# [WORK INSTRUCTIONS]
Pictures do not belong in your copy. Repeat all the other data exactly.

------------------------------------------------------------------------

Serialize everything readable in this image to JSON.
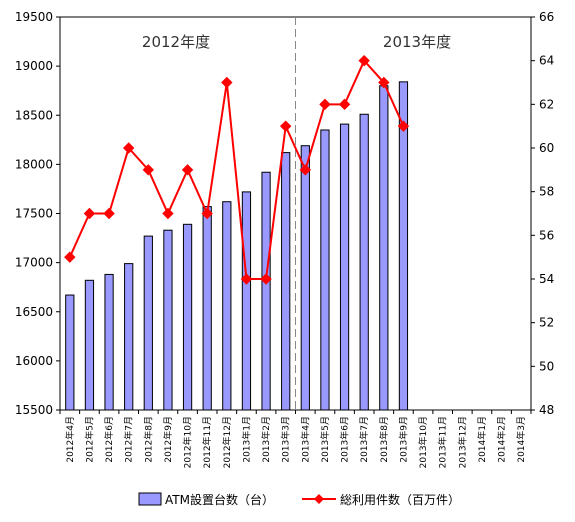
{
  "chart_data": {
    "type": "bar+line",
    "categories": [
      "2012年4月",
      "2012年5月",
      "2012年6月",
      "2012年7月",
      "2012年8月",
      "2012年9月",
      "2012年10月",
      "2012年11月",
      "2012年12月",
      "2013年1月",
      "2013年2月",
      "2013年3月",
      "2013年4月",
      "2013年5月",
      "2013年6月",
      "2013年7月",
      "2013年8月",
      "2013年9月",
      "2013年10月",
      "2013年11月",
      "2013年12月",
      "2014年1月",
      "2014年2月",
      "2014年3月"
    ],
    "series": [
      {
        "name": "ATM設置台数（台）",
        "type": "bar",
        "axis": "left",
        "color": "#9999ff",
        "values": [
          16670,
          16820,
          16880,
          16990,
          17270,
          17330,
          17390,
          17570,
          17620,
          17720,
          17920,
          18120,
          18190,
          18350,
          18410,
          18510,
          18800,
          18840,
          null,
          null,
          null,
          null,
          null,
          null
        ]
      },
      {
        "name": "総利用件数（百万件）",
        "type": "line",
        "axis": "right",
        "color": "#ff0000",
        "values": [
          55,
          57,
          57,
          60,
          59,
          57,
          59,
          57,
          63,
          54,
          54,
          61,
          59,
          62,
          62,
          64,
          63,
          61,
          null,
          null,
          null,
          null,
          null,
          null
        ]
      }
    ],
    "y_left": {
      "min": 15500,
      "max": 19500,
      "step": 500,
      "ticks": [
        "15500",
        "16000",
        "16500",
        "17000",
        "17500",
        "18000",
        "18500",
        "19000",
        "19500"
      ]
    },
    "y_right": {
      "min": 48,
      "max": 66,
      "step": 2,
      "ticks": [
        "48",
        "50",
        "52",
        "54",
        "56",
        "58",
        "60",
        "62",
        "64",
        "66"
      ]
    },
    "annotations": [
      "2012年度",
      "2013年度"
    ],
    "divider_after_index": 11,
    "grid": false,
    "legend_position": "bottom"
  }
}
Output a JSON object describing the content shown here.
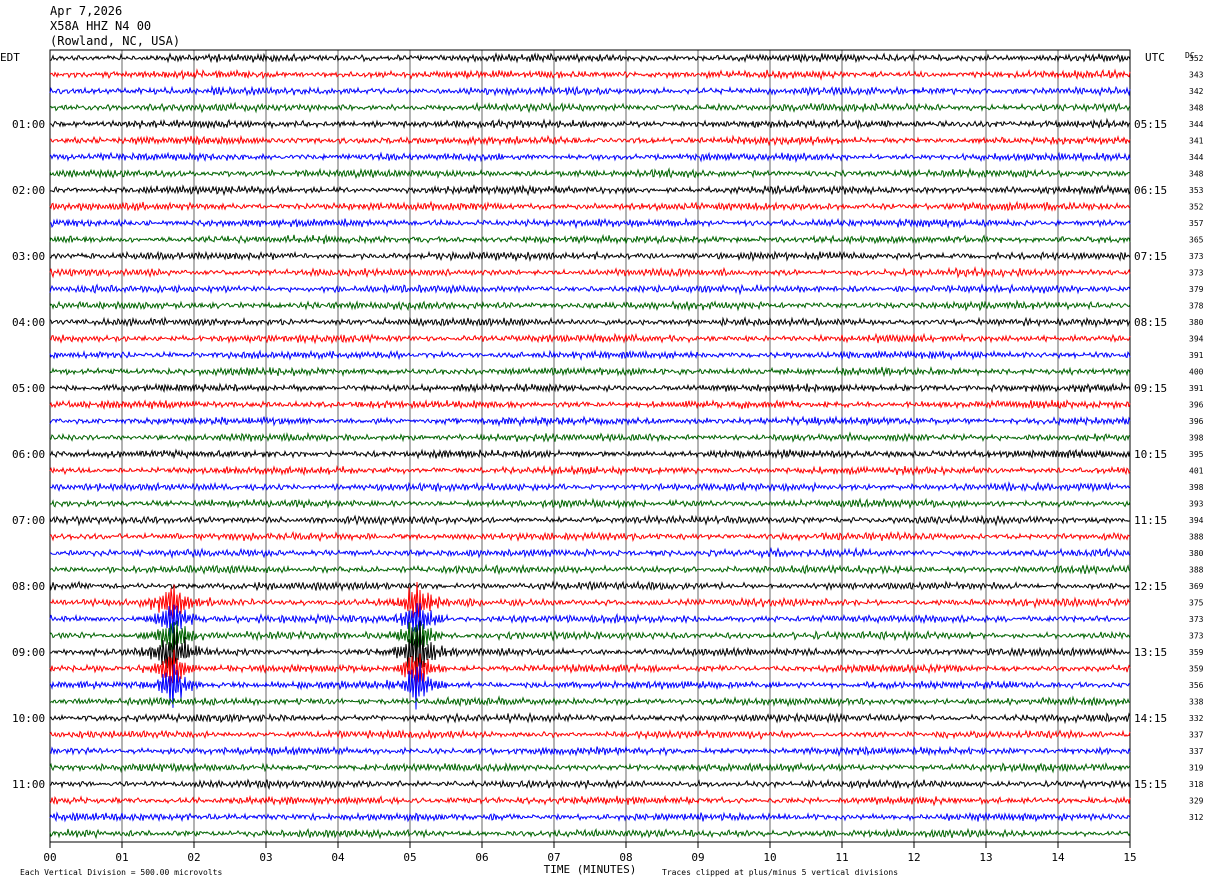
{
  "header": {
    "date": "Apr 7,2026",
    "station": "X58A HHZ N4 00",
    "location": "(Rowland, NC, USA)"
  },
  "axes": {
    "left_zone": "EDT",
    "right_zone": "UTC",
    "dc_label": "DC",
    "xlabel": "TIME (MINUTES)",
    "footer_left": "Each Vertical Division =  500.00 microvolts",
    "footer_right": "Traces clipped at plus/minus 5 vertical divisions"
  },
  "chart_data": {
    "type": "line",
    "x_ticks": [
      "00",
      "01",
      "02",
      "03",
      "04",
      "05",
      "06",
      "07",
      "08",
      "09",
      "10",
      "11",
      "12",
      "13",
      "14",
      "15"
    ],
    "xlim": [
      0,
      15
    ],
    "grid": true,
    "trace_colors": [
      "#000000",
      "#ff0000",
      "#0000ff",
      "#006400"
    ],
    "left_labels": [
      "01:00",
      "02:00",
      "03:00",
      "04:00",
      "05:00",
      "06:00",
      "07:00",
      "08:00",
      "09:00",
      "10:00",
      "11:00"
    ],
    "right_labels": [
      "05:15",
      "06:15",
      "07:15",
      "08:15",
      "09:15",
      "10:15",
      "11:15",
      "12:15",
      "13:15",
      "14:15",
      "15:15"
    ],
    "dc_values": [
      352,
      343,
      342,
      348,
      344,
      341,
      344,
      348,
      353,
      352,
      357,
      365,
      373,
      373,
      379,
      378,
      380,
      394,
      391,
      400,
      391,
      396,
      396,
      398,
      395,
      401,
      398,
      393,
      394,
      388,
      380,
      388,
      369,
      375,
      373,
      373,
      359,
      359,
      356,
      338,
      332,
      337,
      337,
      319,
      318,
      329,
      312
    ],
    "trace_count": 48,
    "events": [
      {
        "start_minute": 1.7,
        "trace_rows": [
          33,
          34,
          35,
          36,
          37,
          38
        ],
        "label": ""
      },
      {
        "start_minute": 5.1,
        "trace_rows": [
          33,
          34,
          35,
          36,
          37,
          38
        ],
        "label": ""
      }
    ]
  }
}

------------------------------------------------------------------------

# [RESPONSE BELOW]
Serialize everything readable in this image to JSON.
{
  "chart_data": {
    "type": "bar+line",
    "categories": [
      "2012年4月",
      "2012年5月",
      "2012年6月",
      "2012年7月",
      "2012年8月",
      "2012年9月",
      "2012年10月",
      "2012年11月",
      "2012年12月",
      "2013年1月",
      "2013年2月",
      "2013年3月",
      "2013年4月",
      "2013年5月",
      "2013年6月",
      "2013年7月",
      "2013年8月",
      "2013年9月",
      "2013年10月",
      "2013年11月",
      "2013年12月",
      "2014年1月",
      "2014年2月",
      "2014年3月"
    ],
    "series": [
      {
        "name": "ATM設置台数（台）",
        "type": "bar",
        "axis": "left",
        "color": "#9999ff",
        "values": [
          16670,
          16820,
          16880,
          16990,
          17270,
          17330,
          17390,
          17570,
          17620,
          17720,
          17920,
          18120,
          18190,
          18350,
          18410,
          18510,
          18800,
          18840,
          null,
          null,
          null,
          null,
          null,
          null
        ]
      },
      {
        "name": "総利用件数（百万件）",
        "type": "line",
        "axis": "right",
        "color": "#ff0000",
        "values": [
          55,
          57,
          57,
          60,
          59,
          57,
          59,
          57,
          63,
          54,
          54,
          61,
          59,
          62,
          62,
          64,
          63,
          61,
          null,
          null,
          null,
          null,
          null,
          null
        ]
      }
    ],
    "y_left": {
      "min": 15500,
      "max": 19500,
      "step": 500,
      "ticks": [
        "15500",
        "16000",
        "16500",
        "17000",
        "17500",
        "18000",
        "18500",
        "19000",
        "19500"
      ]
    },
    "y_right": {
      "min": 48,
      "max": 66,
      "step": 2,
      "ticks": [
        "48",
        "50",
        "52",
        "54",
        "56",
        "58",
        "60",
        "62",
        "64",
        "66"
      ]
    },
    "annotations": [
      "2012年度",
      "2013年度"
    ],
    "divider_after_index": 11,
    "grid": false,
    "legend_position": "bottom"
  }
}
Output a JSON object describing the content shown here.
{
  "header": {
    "date": "Apr 7,2026",
    "station": "X58A HHZ N4 00",
    "location": "(Rowland, NC, USA)"
  },
  "axes": {
    "left_zone": "EDT",
    "right_zone": "UTC",
    "dc_label": "DC",
    "xlabel": "TIME (MINUTES)",
    "footer_left": "Each Vertical Division =  500.00 microvolts",
    "footer_right": "Traces clipped at plus/minus 5 vertical divisions"
  },
  "chart_data": {
    "type": "line",
    "x_ticks": [
      "00",
      "01",
      "02",
      "03",
      "04",
      "05",
      "06",
      "07",
      "08",
      "09",
      "10",
      "11",
      "12",
      "13",
      "14",
      "15"
    ],
    "xlim": [
      0,
      15
    ],
    "grid": true,
    "trace_colors": [
      "#000000",
      "#ff0000",
      "#0000ff",
      "#006400"
    ],
    "left_labels": [
      "01:00",
      "02:00",
      "03:00",
      "04:00",
      "05:00",
      "06:00",
      "07:00",
      "08:00",
      "09:00",
      "10:00",
      "11:00"
    ],
    "right_labels": [
      "05:15",
      "06:15",
      "07:15",
      "08:15",
      "09:15",
      "10:15",
      "11:15",
      "12:15",
      "13:15",
      "14:15",
      "15:15"
    ],
    "dc_values": [
      352,
      343,
      342,
      348,
      344,
      341,
      344,
      348,
      353,
      352,
      357,
      365,
      373,
      373,
      379,
      378,
      380,
      394,
      391,
      400,
      391,
      396,
      396,
      398,
      395,
      401,
      398,
      393,
      394,
      388,
      380,
      388,
      369,
      375,
      373,
      373,
      359,
      359,
      356,
      338,
      332,
      337,
      337,
      319,
      318,
      329,
      312
    ],
    "trace_count": 48,
    "events": [
      {
        "start_minute": 1.7,
        "trace_rows": [
          33,
          34,
          35,
          36,
          37,
          38
        ],
        "label": ""
      },
      {
        "start_minute": 5.1,
        "trace_rows": [
          33,
          34,
          35,
          36,
          37,
          38
        ],
        "label": ""
      }
    ]
  }
}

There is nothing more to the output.